Figure data in JSON
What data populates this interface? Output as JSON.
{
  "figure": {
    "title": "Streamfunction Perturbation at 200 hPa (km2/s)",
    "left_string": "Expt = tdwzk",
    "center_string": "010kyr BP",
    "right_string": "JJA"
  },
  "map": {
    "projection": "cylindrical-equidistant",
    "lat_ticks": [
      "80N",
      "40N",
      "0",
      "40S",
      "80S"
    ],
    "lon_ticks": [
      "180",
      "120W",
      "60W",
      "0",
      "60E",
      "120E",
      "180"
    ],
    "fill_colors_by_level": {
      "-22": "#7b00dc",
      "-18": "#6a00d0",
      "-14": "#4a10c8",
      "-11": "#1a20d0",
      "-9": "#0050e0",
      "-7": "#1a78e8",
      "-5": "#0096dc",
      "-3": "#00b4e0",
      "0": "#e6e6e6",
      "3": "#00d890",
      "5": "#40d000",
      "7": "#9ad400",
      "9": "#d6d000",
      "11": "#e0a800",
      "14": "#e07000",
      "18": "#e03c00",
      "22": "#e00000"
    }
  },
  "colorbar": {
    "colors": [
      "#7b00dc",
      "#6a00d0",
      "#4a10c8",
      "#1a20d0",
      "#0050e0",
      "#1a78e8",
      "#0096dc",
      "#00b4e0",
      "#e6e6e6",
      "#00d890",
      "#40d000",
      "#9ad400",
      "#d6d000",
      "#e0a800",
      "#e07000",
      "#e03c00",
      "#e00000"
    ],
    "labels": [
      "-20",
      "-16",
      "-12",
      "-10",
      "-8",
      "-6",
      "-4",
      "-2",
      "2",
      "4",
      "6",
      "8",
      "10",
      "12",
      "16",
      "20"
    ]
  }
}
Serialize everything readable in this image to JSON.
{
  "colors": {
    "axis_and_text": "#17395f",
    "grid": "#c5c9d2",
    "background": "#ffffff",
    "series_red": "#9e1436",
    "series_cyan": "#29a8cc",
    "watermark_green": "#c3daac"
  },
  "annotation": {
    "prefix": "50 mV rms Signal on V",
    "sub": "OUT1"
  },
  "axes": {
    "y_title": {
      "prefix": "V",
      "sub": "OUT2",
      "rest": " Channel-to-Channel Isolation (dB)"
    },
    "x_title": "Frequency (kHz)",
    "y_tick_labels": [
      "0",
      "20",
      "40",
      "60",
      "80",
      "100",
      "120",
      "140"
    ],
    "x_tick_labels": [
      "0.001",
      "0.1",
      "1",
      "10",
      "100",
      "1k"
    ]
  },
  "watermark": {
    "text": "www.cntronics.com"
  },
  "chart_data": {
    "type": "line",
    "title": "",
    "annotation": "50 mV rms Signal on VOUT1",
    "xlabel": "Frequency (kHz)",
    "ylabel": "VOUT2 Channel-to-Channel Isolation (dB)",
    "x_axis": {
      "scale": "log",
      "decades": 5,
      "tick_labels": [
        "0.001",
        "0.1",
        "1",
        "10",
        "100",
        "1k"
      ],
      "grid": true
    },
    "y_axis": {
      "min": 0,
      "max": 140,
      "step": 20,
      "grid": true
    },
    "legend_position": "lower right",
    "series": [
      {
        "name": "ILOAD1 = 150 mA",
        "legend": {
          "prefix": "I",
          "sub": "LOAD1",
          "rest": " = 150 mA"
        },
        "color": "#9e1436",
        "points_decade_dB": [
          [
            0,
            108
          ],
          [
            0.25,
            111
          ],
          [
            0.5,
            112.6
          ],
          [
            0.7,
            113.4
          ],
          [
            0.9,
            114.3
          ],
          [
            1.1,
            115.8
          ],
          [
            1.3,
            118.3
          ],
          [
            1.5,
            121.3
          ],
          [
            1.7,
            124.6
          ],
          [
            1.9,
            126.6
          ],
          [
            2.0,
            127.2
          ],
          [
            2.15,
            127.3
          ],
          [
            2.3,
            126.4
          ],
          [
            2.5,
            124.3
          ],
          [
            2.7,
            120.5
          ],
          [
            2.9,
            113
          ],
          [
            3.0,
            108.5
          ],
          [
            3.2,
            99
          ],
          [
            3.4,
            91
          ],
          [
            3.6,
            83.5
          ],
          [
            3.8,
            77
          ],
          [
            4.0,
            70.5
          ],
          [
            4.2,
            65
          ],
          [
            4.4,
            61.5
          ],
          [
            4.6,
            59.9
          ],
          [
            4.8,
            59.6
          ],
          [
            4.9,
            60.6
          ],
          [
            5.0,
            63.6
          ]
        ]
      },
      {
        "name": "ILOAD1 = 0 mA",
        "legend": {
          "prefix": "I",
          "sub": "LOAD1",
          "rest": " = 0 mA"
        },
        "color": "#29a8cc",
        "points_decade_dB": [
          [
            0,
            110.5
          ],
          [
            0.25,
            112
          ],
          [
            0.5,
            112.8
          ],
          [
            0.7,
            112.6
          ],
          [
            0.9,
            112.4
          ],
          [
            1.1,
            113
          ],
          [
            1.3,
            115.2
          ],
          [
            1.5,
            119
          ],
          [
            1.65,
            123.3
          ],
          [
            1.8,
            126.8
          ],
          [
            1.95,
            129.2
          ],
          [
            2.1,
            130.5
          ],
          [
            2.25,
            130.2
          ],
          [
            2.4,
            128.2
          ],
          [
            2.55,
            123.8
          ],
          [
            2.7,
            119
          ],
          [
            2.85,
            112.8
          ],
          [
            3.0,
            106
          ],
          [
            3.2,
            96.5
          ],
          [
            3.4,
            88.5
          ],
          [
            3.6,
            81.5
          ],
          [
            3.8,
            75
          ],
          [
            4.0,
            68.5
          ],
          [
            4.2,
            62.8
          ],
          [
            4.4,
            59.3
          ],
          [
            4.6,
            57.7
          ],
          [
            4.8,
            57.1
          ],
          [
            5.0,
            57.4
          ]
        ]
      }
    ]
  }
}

Your task. Output the full listing without altering anything.

Response below.
What data populates this interface? Output as JSON.
{
  "figure": {
    "title": "Streamfunction Perturbation at 200 hPa (km2/s)",
    "left_string": "Expt = tdwzk",
    "center_string": "010kyr BP",
    "right_string": "JJA"
  },
  "map": {
    "projection": "cylindrical-equidistant",
    "lat_ticks": [
      "80N",
      "40N",
      "0",
      "40S",
      "80S"
    ],
    "lon_ticks": [
      "180",
      "120W",
      "60W",
      "0",
      "60E",
      "120E",
      "180"
    ],
    "fill_colors_by_level": {
      "-22": "#7b00dc",
      "-18": "#6a00d0",
      "-14": "#4a10c8",
      "-11": "#1a20d0",
      "-9": "#0050e0",
      "-7": "#1a78e8",
      "-5": "#0096dc",
      "-3": "#00b4e0",
      "0": "#e6e6e6",
      "3": "#00d890",
      "5": "#40d000",
      "7": "#9ad400",
      "9": "#d6d000",
      "11": "#e0a800",
      "14": "#e07000",
      "18": "#e03c00",
      "22": "#e00000"
    }
  },
  "colorbar": {
    "colors": [
      "#7b00dc",
      "#6a00d0",
      "#4a10c8",
      "#1a20d0",
      "#0050e0",
      "#1a78e8",
      "#0096dc",
      "#00b4e0",
      "#e6e6e6",
      "#00d890",
      "#40d000",
      "#9ad400",
      "#d6d000",
      "#e0a800",
      "#e07000",
      "#e03c00",
      "#e00000"
    ],
    "labels": [
      "-20",
      "-16",
      "-12",
      "-10",
      "-8",
      "-6",
      "-4",
      "-2",
      "2",
      "4",
      "6",
      "8",
      "10",
      "12",
      "16",
      "20"
    ]
  }
}
Serialize everything readable in this image to JSON.
{
  "colors": {
    "axis_and_text": "#17395f",
    "grid": "#c5c9d2",
    "background": "#ffffff",
    "series_red": "#9e1436",
    "series_cyan": "#29a8cc",
    "watermark_green": "#c3daac"
  },
  "annotation": {
    "prefix": "50 mV rms Signal on V",
    "sub": "OUT1"
  },
  "axes": {
    "y_title": {
      "prefix": "V",
      "sub": "OUT2",
      "rest": " Channel-to-Channel Isolation (dB)"
    },
    "x_title": "Frequency (kHz)",
    "y_tick_labels": [
      "0",
      "20",
      "40",
      "60",
      "80",
      "100",
      "120",
      "140"
    ],
    "x_tick_labels": [
      "0.001",
      "0.1",
      "1",
      "10",
      "100",
      "1k"
    ]
  },
  "watermark": {
    "text": "www.cntronics.com"
  },
  "chart_data": {
    "type": "line",
    "title": "",
    "annotation": "50 mV rms Signal on VOUT1",
    "xlabel": "Frequency (kHz)",
    "ylabel": "VOUT2 Channel-to-Channel Isolation (dB)",
    "x_axis": {
      "scale": "log",
      "decades": 5,
      "tick_labels": [
        "0.001",
        "0.1",
        "1",
        "10",
        "100",
        "1k"
      ],
      "grid": true
    },
    "y_axis": {
      "min": 0,
      "max": 140,
      "step": 20,
      "grid": true
    },
    "legend_position": "lower right",
    "series": [
      {
        "name": "ILOAD1 = 150 mA",
        "legend": {
          "prefix": "I",
          "sub": "LOAD1",
          "rest": " = 150 mA"
        },
        "color": "#9e1436",
        "points_decade_dB": [
          [
            0,
            108
          ],
          [
            0.25,
            111
          ],
          [
            0.5,
            112.6
          ],
          [
            0.7,
            113.4
          ],
          [
            0.9,
            114.3
          ],
          [
            1.1,
            115.8
          ],
          [
            1.3,
            118.3
          ],
          [
            1.5,
            121.3
          ],
          [
            1.7,
            124.6
          ],
          [
            1.9,
            126.6
          ],
          [
            2.0,
            127.2
          ],
          [
            2.15,
            127.3
          ],
          [
            2.3,
            126.4
          ],
          [
            2.5,
            124.3
          ],
          [
            2.7,
            120.5
          ],
          [
            2.9,
            113
          ],
          [
            3.0,
            108.5
          ],
          [
            3.2,
            99
          ],
          [
            3.4,
            91
          ],
          [
            3.6,
            83.5
          ],
          [
            3.8,
            77
          ],
          [
            4.0,
            70.5
          ],
          [
            4.2,
            65
          ],
          [
            4.4,
            61.5
          ],
          [
            4.6,
            59.9
          ],
          [
            4.8,
            59.6
          ],
          [
            4.9,
            60.6
          ],
          [
            5.0,
            63.6
          ]
        ]
      },
      {
        "name": "ILOAD1 = 0 mA",
        "legend": {
          "prefix": "I",
          "sub": "LOAD1",
          "rest": " = 0 mA"
        },
        "color": "#29a8cc",
        "points_decade_dB": [
          [
            0,
            110.5
          ],
          [
            0.25,
            112
          ],
          [
            0.5,
            112.8
          ],
          [
            0.7,
            112.6
          ],
          [
            0.9,
            112.4
          ],
          [
            1.1,
            113
          ],
          [
            1.3,
            115.2
          ],
          [
            1.5,
            119
          ],
          [
            1.65,
            123.3
          ],
          [
            1.8,
            126.8
          ],
          [
            1.95,
            129.2
          ],
          [
            2.1,
            130.5
          ],
          [
            2.25,
            130.2
          ],
          [
            2.4,
            128.2
          ],
          [
            2.55,
            123.8
          ],
          [
            2.7,
            119
          ],
          [
            2.85,
            112.8
          ],
          [
            3.0,
            106
          ],
          [
            3.2,
            96.5
          ],
          [
            3.4,
            88.5
          ],
          [
            3.6,
            81.5
          ],
          [
            3.8,
            75
          ],
          [
            4.0,
            68.5
          ],
          [
            4.2,
            62.8
          ],
          [
            4.4,
            59.3
          ],
          [
            4.6,
            57.7
          ],
          [
            4.8,
            57.1
          ],
          [
            5.0,
            57.4
          ]
        ]
      }
    ]
  }
}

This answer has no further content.